━━━━━ ENTRIES

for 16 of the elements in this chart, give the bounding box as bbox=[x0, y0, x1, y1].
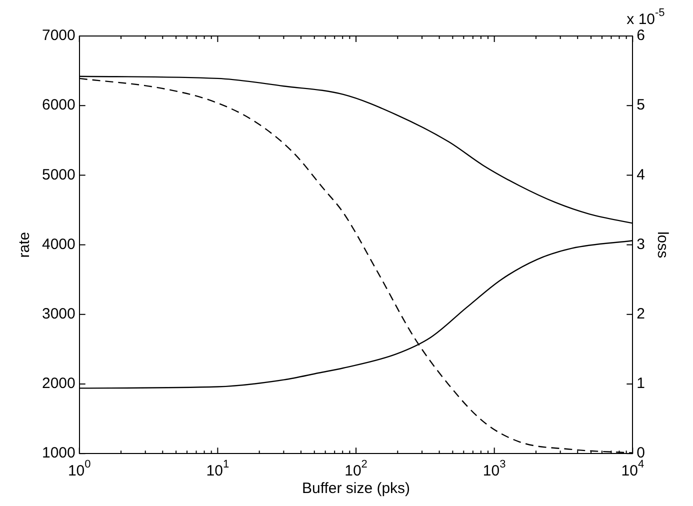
y2-tick-label: 2 bbox=[636, 306, 645, 323]
y-tick-label: 2000 bbox=[42, 375, 76, 392]
y-tick-label: 4000 bbox=[42, 236, 76, 253]
y2-axis-title: loss bbox=[654, 231, 671, 258]
y2-tick-label: 4 bbox=[636, 166, 645, 184]
y-tick-label: 6000 bbox=[42, 96, 76, 114]
y2-tick-label: 5 bbox=[636, 96, 645, 114]
y-tick-label: 5000 bbox=[42, 166, 76, 184]
y-tick-label: 1000 bbox=[42, 444, 76, 462]
y-tick-label: 7000 bbox=[42, 27, 76, 44]
y2-tick-label: 3 bbox=[636, 236, 645, 253]
y2-tick-label: 1 bbox=[636, 375, 645, 392]
y-axis-title: rate bbox=[16, 232, 34, 258]
y2-tick-label: 6 bbox=[636, 27, 645, 44]
x-axis-title: Buffer size (pks) bbox=[302, 480, 410, 498]
y-tick-label: 3000 bbox=[42, 306, 76, 323]
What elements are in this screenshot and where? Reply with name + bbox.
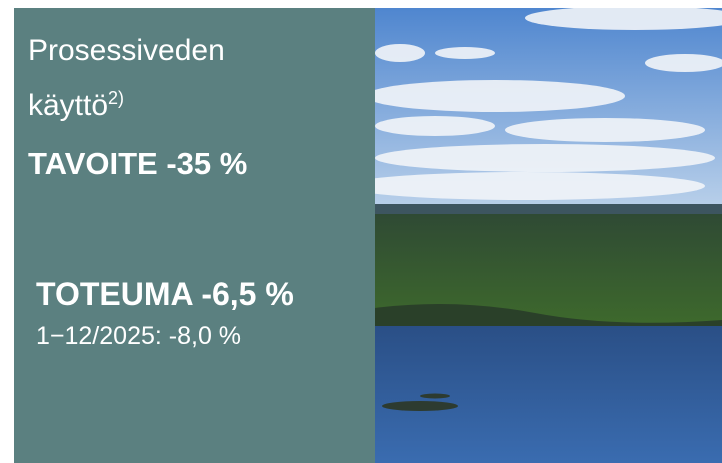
text-panel: Prosessiveden käyttö2) TAVOITE -35 % TOT… [14, 8, 375, 463]
footnote-marker: 2) [108, 88, 124, 108]
title-line: käyttö2) [28, 88, 124, 123]
period: 1−12/2025: -8,0 % [36, 322, 241, 351]
slide: Prosessiveden käyttö2) TAVOITE -35 % TOT… [0, 0, 722, 463]
landscape-photo [375, 8, 722, 463]
title-line: Prosessiveden [28, 34, 225, 68]
target: TAVOITE -35 % [28, 146, 247, 182]
actual: TOTEUMA -6,5 % [36, 276, 294, 313]
title-word: käyttö [28, 89, 108, 122]
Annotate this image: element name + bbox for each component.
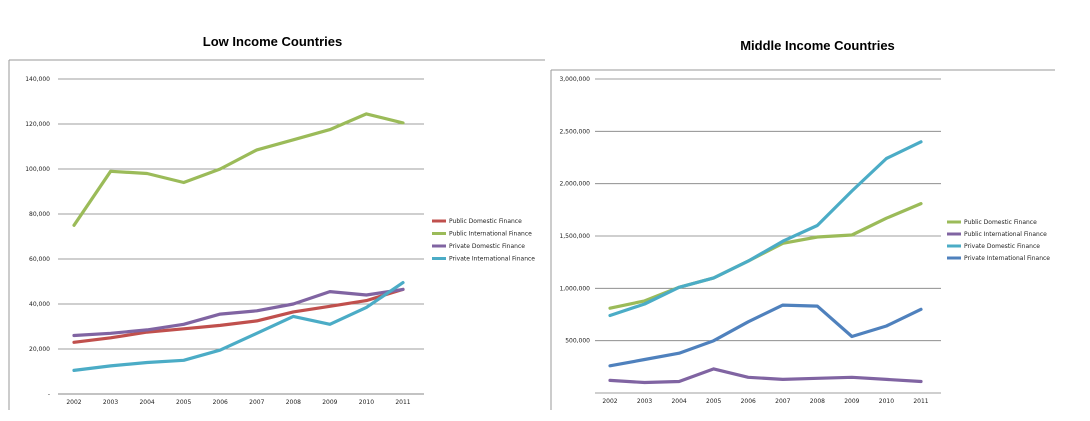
x-tick-label: 2006 — [741, 398, 756, 405]
y-tick-label: 80,000 — [29, 211, 50, 218]
legend-label: Private International Finance — [449, 256, 535, 263]
x-tick-label: 2003 — [637, 398, 652, 405]
x-tick-label: 2008 — [286, 399, 301, 406]
legend-label: Private Domestic Finance — [449, 243, 525, 250]
x-tick-label: 2006 — [213, 399, 228, 406]
chart-title: Middle Income Countries — [740, 38, 895, 53]
y-tick-label: 2,500,000 — [559, 128, 590, 135]
y-tick-label: 500,000 — [565, 338, 590, 345]
series-line-private-international-finance — [608, 303, 923, 368]
series-line-private-domestic-finance — [72, 287, 405, 338]
y-tick-label: 20,000 — [29, 346, 50, 353]
legend-label: Private International Finance — [964, 255, 1050, 262]
legend-label: Public International Finance — [449, 231, 532, 238]
y-tick-label: 40,000 — [29, 301, 50, 308]
x-tick-label: 2002 — [66, 399, 81, 406]
series-line-public-domestic-finance — [72, 287, 405, 344]
x-tick-label: 2009 — [844, 398, 859, 405]
x-tick-label: 2009 — [322, 399, 337, 406]
x-tick-label: 2007 — [249, 399, 264, 406]
series-line-private-domestic-finance — [608, 140, 923, 318]
chart-title: Low Income Countries — [202, 34, 343, 49]
x-tick-label: 2011 — [913, 398, 928, 405]
y-tick-label: 140,000 — [25, 76, 50, 83]
x-tick-label: 2004 — [671, 398, 686, 405]
chart-low-income: Low Income Countries - 20,000 40,000 60,000… — [8, 34, 545, 410]
x-tick-label: 2008 — [810, 398, 825, 405]
series-line-public-international-finance — [608, 367, 923, 385]
x-tick-label: 2003 — [103, 399, 118, 406]
chart-middle-income: Middle Income Countries 500,000 1,000,000… — [545, 0, 1090, 421]
y-tick-label: 60,000 — [29, 256, 50, 263]
x-tick-label: 2010 — [879, 398, 894, 405]
legend-label: Public Domestic Finance — [964, 219, 1037, 226]
chart-plot-middle-income: 500,000 1,000,000 1,500,000 2,000,000 2,500,… — [550, 69, 1055, 410]
y-tick-label: 1,500,000 — [559, 233, 590, 240]
y-tick-label: 1,000,000 — [559, 285, 590, 292]
chart-plot-low-income: - 20,000 40,000 60,000 80,000 100,000 120,000 1… — [8, 59, 545, 410]
legend-label: Public Domestic Finance — [449, 218, 522, 225]
x-tick-label: 2004 — [139, 399, 154, 406]
x-tick-label: 2002 — [602, 398, 617, 405]
x-tick-label: 2007 — [775, 398, 790, 405]
y-tick-label: 2,000,000 — [559, 181, 590, 188]
x-tick-label: 2010 — [359, 399, 374, 406]
y-tick-label: 100,000 — [25, 166, 50, 173]
y-tick-label: 120,000 — [25, 121, 50, 128]
series-line-public-international-finance — [72, 112, 405, 227]
x-tick-label: 2005 — [176, 399, 191, 406]
legend-label: Private Domestic Finance — [964, 243, 1040, 250]
series-line-private-international-finance — [72, 281, 405, 372]
y-tick-label: - — [48, 391, 50, 398]
y-tick-label: 3,000,000 — [559, 76, 590, 83]
legend-label: Public International Finance — [964, 231, 1047, 238]
x-tick-label: 2005 — [706, 398, 721, 405]
x-tick-label: 2011 — [395, 399, 410, 406]
series-line-public-domestic-finance — [608, 202, 923, 310]
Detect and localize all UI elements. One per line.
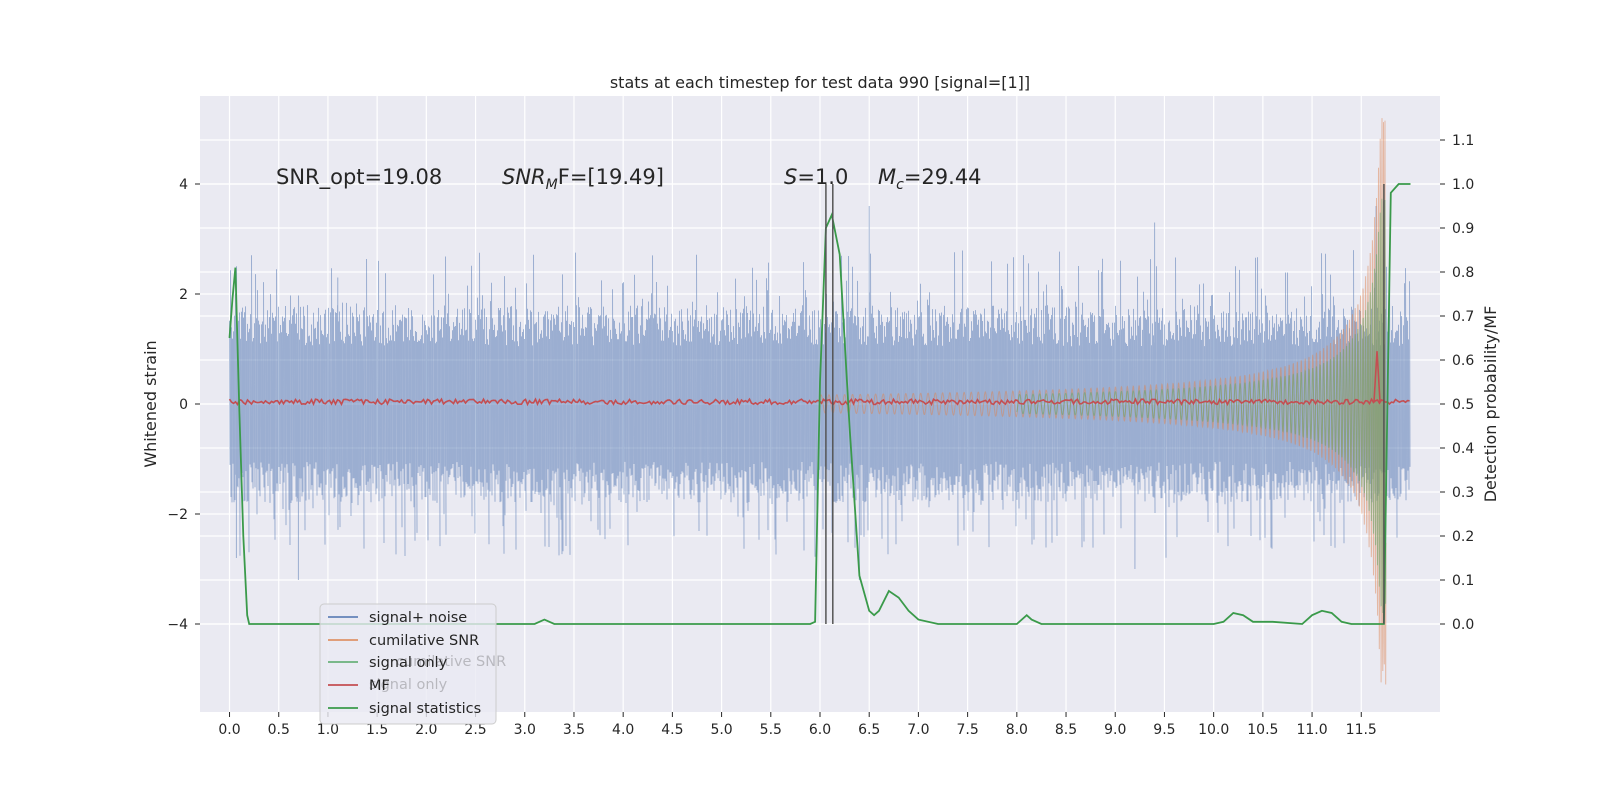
legend-ghost-cumulative-snr: cumilative SNR [396,654,506,670]
legend-label-signal-only: signal only [369,655,448,671]
yr-tick-label-4: 0.4 [1452,441,1474,457]
yr-tick-label-9: 0.9 [1452,221,1474,237]
x-tick-label-2: 1.0 [317,722,339,738]
legend-label-signal-statistics: signal statistics [369,701,481,717]
yr-tick-label-0: 0.0 [1452,617,1474,633]
vertical-lines [825,184,1385,624]
annotation-mc-symbol: M [878,165,896,189]
legend: cumilative SNR signal only signal+ noise… [319,603,506,725]
legend-ghost-signal-only: signal only [369,677,448,693]
legend-label-signal-noise: signal+ noise [369,610,467,626]
yr-tick-label-11: 1.1 [1452,133,1474,149]
annotation-s: S=1.0 [784,165,848,189]
annotation-snr-mf-sub: M [546,177,558,193]
annotation-mc-value: =29.44 [904,165,982,189]
chart-title: stats at each timestep for test data 990… [610,73,1030,92]
x-tick-label-8: 4.0 [612,722,634,738]
series-signal-only [1016,198,1387,614]
y-tick-label-2: 0 [179,397,188,413]
x-tick-label-19: 9.5 [1153,722,1175,738]
annotation-s-value: =1.0 [797,165,848,189]
y-right-axis-label: Detection probability/MF [1481,306,1500,503]
x-tick-label-5: 2.5 [464,722,486,738]
yr-tick-label-2: 0.2 [1452,529,1474,545]
y-tick-labels: −4 −2 0 2 4 [167,177,200,633]
yr-tick-label-8: 0.8 [1452,265,1474,281]
x-tick-label-23: 11.5 [1346,722,1377,738]
y-tick-label-0: −4 [167,617,188,633]
yr-tick-label-7: 0.7 [1452,309,1474,325]
annotation-mc-sub: c [896,177,904,193]
x-tick-label-20: 10.0 [1198,722,1229,738]
yr-tick-label-5: 0.5 [1452,397,1474,413]
x-tick-label-14: 7.0 [907,722,929,738]
x-tick-label-1: 0.5 [268,722,290,738]
y-axis-label: Whitened strain [141,340,160,467]
x-tick-label-6: 3.0 [514,722,536,738]
annotation-snr-opt: SNR_opt=19.08 [276,165,442,190]
annotation-s-symbol: S [784,165,797,189]
x-tick-label-15: 7.5 [956,722,978,738]
yr-tick-label-1: 0.1 [1452,573,1474,589]
annotation-snr-mf: SNRMF=[19.49] [502,165,664,193]
x-tick-label-3: 1.5 [366,722,388,738]
yr-tick-label-3: 0.3 [1452,485,1474,501]
legend-label-cumulative-snr: cumilative SNR [369,633,479,649]
x-tick-label-4: 2.0 [415,722,437,738]
legend-label-mf: MF [369,678,390,694]
x-tick-label-0: 0.0 [218,722,240,738]
legend-box [319,603,497,725]
annotation-snr-mf-rest: F=[19.49] [558,165,664,189]
annotation-mc: Mc=29.44 [878,165,982,193]
x-tick-label-17: 8.5 [1055,722,1077,738]
y-tick-label-3: 2 [179,287,188,303]
y-tick-label-1: −2 [167,507,188,523]
x-tick-label-10: 5.0 [710,722,732,738]
x-tick-label-21: 10.5 [1247,722,1278,738]
x-tick-label-11: 5.5 [760,722,782,738]
x-tick-label-18: 9.0 [1104,722,1126,738]
y-tick-label-4: 4 [179,177,188,193]
x-tick-label-7: 3.5 [563,722,585,738]
x-tick-label-9: 4.5 [661,722,683,738]
series-cumulative-snr [819,118,1387,685]
x-tick-labels: 0.0 0.5 1.0 1.5 2.0 2.5 3.0 3.5 4.0 4.5 5.0 5.5 6.0 6… [218,712,1377,738]
annotation-snr-mf-main: SNR [502,165,546,189]
yr-tick-label-6: 0.6 [1452,353,1474,369]
x-tick-label-16: 8.0 [1006,722,1028,738]
y-right-tick-labels: 0.0 0.1 0.2 0.3 0.4 0.5 0.6 0.7 0.8 0.9 1.0 1.1 [1440,133,1474,633]
x-tick-label-13: 6.5 [858,722,880,738]
yr-tick-label-10: 1.0 [1452,177,1474,193]
x-tick-label-22: 11.0 [1296,722,1327,738]
x-tick-label-12: 6.0 [809,722,831,738]
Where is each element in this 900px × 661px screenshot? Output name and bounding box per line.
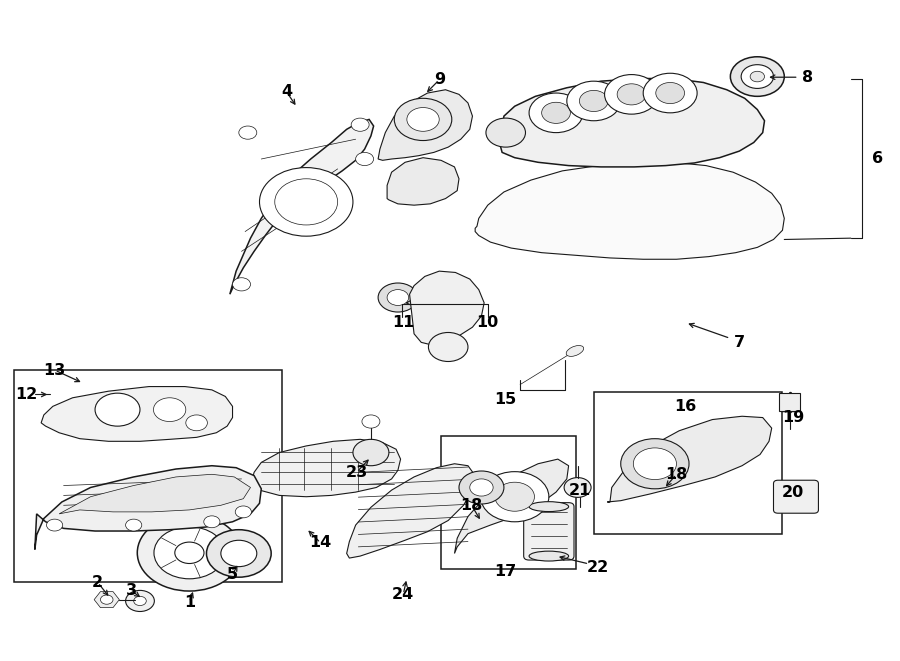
Circle shape	[238, 126, 256, 139]
Polygon shape	[500, 79, 764, 167]
Polygon shape	[378, 90, 472, 161]
Polygon shape	[35, 466, 261, 549]
Text: 15: 15	[495, 392, 517, 407]
Circle shape	[220, 540, 256, 566]
Circle shape	[542, 102, 571, 124]
Circle shape	[731, 57, 784, 97]
Polygon shape	[41, 387, 232, 442]
Circle shape	[47, 519, 63, 531]
Text: 18: 18	[461, 498, 482, 513]
Polygon shape	[387, 158, 459, 205]
Circle shape	[387, 290, 409, 305]
Circle shape	[529, 93, 583, 133]
Text: 1: 1	[184, 595, 195, 609]
FancyBboxPatch shape	[14, 370, 282, 582]
Text: 11: 11	[392, 315, 414, 330]
Circle shape	[495, 483, 535, 511]
Circle shape	[742, 65, 773, 89]
Text: 20: 20	[782, 485, 805, 500]
Circle shape	[621, 439, 689, 488]
Polygon shape	[252, 440, 400, 496]
FancyBboxPatch shape	[594, 392, 782, 533]
Circle shape	[394, 98, 452, 141]
Text: 17: 17	[495, 564, 517, 579]
Text: 4: 4	[281, 84, 292, 99]
Circle shape	[634, 448, 677, 480]
Circle shape	[138, 514, 241, 591]
Text: 3: 3	[125, 583, 137, 598]
Circle shape	[134, 596, 147, 605]
Text: 18: 18	[665, 467, 688, 482]
Circle shape	[459, 471, 504, 504]
Text: 9: 9	[434, 72, 445, 87]
Circle shape	[564, 478, 591, 497]
Circle shape	[605, 75, 659, 114]
Circle shape	[126, 519, 142, 531]
Circle shape	[95, 393, 140, 426]
Circle shape	[617, 84, 646, 105]
Circle shape	[206, 529, 271, 577]
Text: 22: 22	[587, 561, 609, 576]
Circle shape	[185, 415, 207, 431]
Polygon shape	[230, 120, 374, 294]
Polygon shape	[475, 163, 784, 259]
Circle shape	[203, 516, 220, 527]
Circle shape	[351, 118, 369, 132]
Text: 10: 10	[477, 315, 499, 330]
FancyBboxPatch shape	[441, 436, 576, 569]
Circle shape	[356, 153, 373, 166]
Text: 21: 21	[569, 483, 591, 498]
Polygon shape	[59, 475, 250, 514]
Circle shape	[567, 81, 621, 121]
FancyBboxPatch shape	[773, 481, 818, 513]
Circle shape	[353, 440, 389, 466]
Text: 6: 6	[872, 151, 883, 166]
Circle shape	[274, 178, 338, 225]
Circle shape	[470, 479, 493, 496]
Circle shape	[644, 73, 698, 113]
Text: 16: 16	[674, 399, 697, 414]
Circle shape	[362, 415, 380, 428]
Circle shape	[101, 595, 113, 604]
Circle shape	[481, 472, 549, 522]
FancyBboxPatch shape	[524, 502, 574, 560]
Text: 13: 13	[43, 363, 66, 377]
Text: 23: 23	[346, 465, 368, 480]
Polygon shape	[778, 393, 800, 411]
Circle shape	[175, 542, 204, 563]
Text: 8: 8	[802, 69, 814, 85]
Circle shape	[656, 83, 685, 104]
Polygon shape	[94, 592, 120, 607]
Ellipse shape	[566, 346, 584, 356]
Circle shape	[407, 108, 439, 132]
Circle shape	[580, 91, 608, 112]
Polygon shape	[454, 459, 569, 553]
Polygon shape	[346, 464, 475, 558]
Text: 12: 12	[14, 387, 37, 402]
Polygon shape	[410, 271, 484, 345]
Circle shape	[750, 71, 764, 82]
Polygon shape	[608, 416, 771, 502]
Circle shape	[232, 278, 250, 291]
Text: 19: 19	[782, 410, 805, 425]
Circle shape	[154, 527, 225, 579]
Text: 5: 5	[227, 567, 239, 582]
Ellipse shape	[529, 502, 569, 512]
Ellipse shape	[529, 551, 569, 561]
Circle shape	[259, 168, 353, 236]
Text: 24: 24	[392, 587, 414, 602]
Circle shape	[126, 590, 155, 611]
Circle shape	[235, 506, 251, 518]
Text: 7: 7	[734, 335, 745, 350]
Circle shape	[428, 332, 468, 362]
Text: 14: 14	[310, 535, 332, 551]
Circle shape	[486, 118, 526, 147]
Text: 2: 2	[92, 575, 104, 590]
Circle shape	[378, 283, 418, 312]
Circle shape	[154, 398, 185, 422]
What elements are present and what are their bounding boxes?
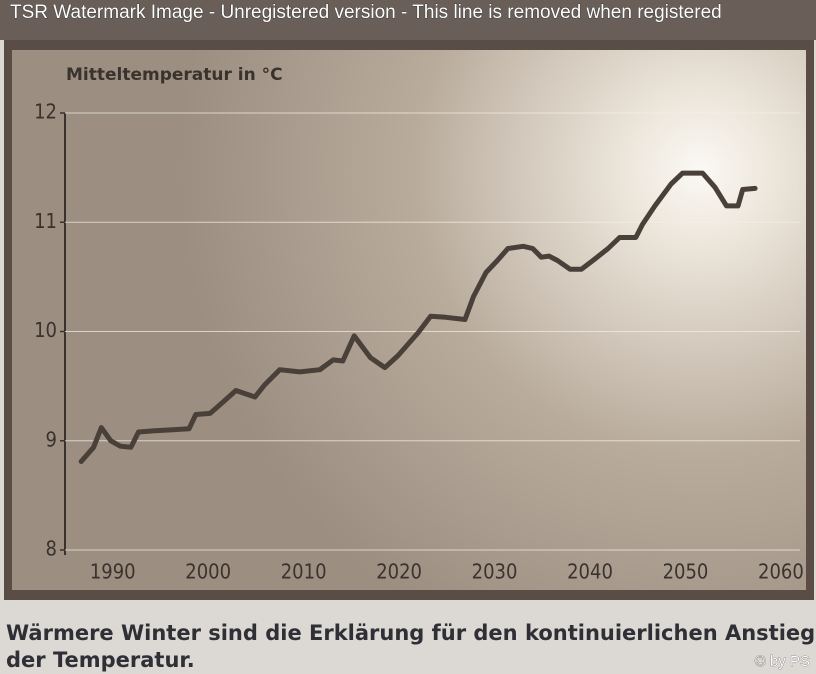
y-tick-label: 10 [34,318,57,342]
credit: © by PS [755,653,810,670]
x-tick-label: 2050 [663,560,709,584]
x-tick-label: 2030 [472,560,518,584]
y-axis-label: Mitteltemperatur in °C [66,65,283,85]
plot: 8 9 10 11 12 1990 2000 2010 2020 2030 2040 2050 2060 [34,100,804,584]
x-tick-label: 2000 [185,560,231,584]
watermark: TSR Watermark Image - Unregistered versi… [10,2,722,23]
header-band [0,0,816,40]
y-tick-label: 12 [34,100,57,124]
x-tick-label: 2020 [376,560,422,584]
x-tick-label: 2060 [758,560,804,584]
y-tick-label: 9 [46,427,57,451]
caption-line: Wärmere Winter sind die Erklärung für de… [6,621,815,645]
caption-line: der Temperatur. [6,648,195,672]
y-tick-label: 8 [46,537,57,561]
x-tick-label: 1990 [90,560,136,584]
x-tick-label: 2040 [567,560,613,584]
temperature-line [78,170,758,464]
plot-background [12,50,806,590]
x-tick-label: 2010 [281,560,327,584]
y-tick-label: 11 [34,209,57,233]
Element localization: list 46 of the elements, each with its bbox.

━━━━━━━━━━

EXERCISE GOAL: Repeat the lines verbatim, starting with the line containing "126, 256, 139]" and going on through the line containing "102, 571, 124]".

SOLUTION TO THIS PROBLEM:
Circle shape	[238, 126, 256, 139]
Polygon shape	[500, 79, 764, 167]
Polygon shape	[378, 90, 472, 161]
Polygon shape	[35, 466, 261, 549]
Text: 15: 15	[495, 392, 517, 407]
Circle shape	[220, 540, 256, 566]
Circle shape	[542, 102, 571, 124]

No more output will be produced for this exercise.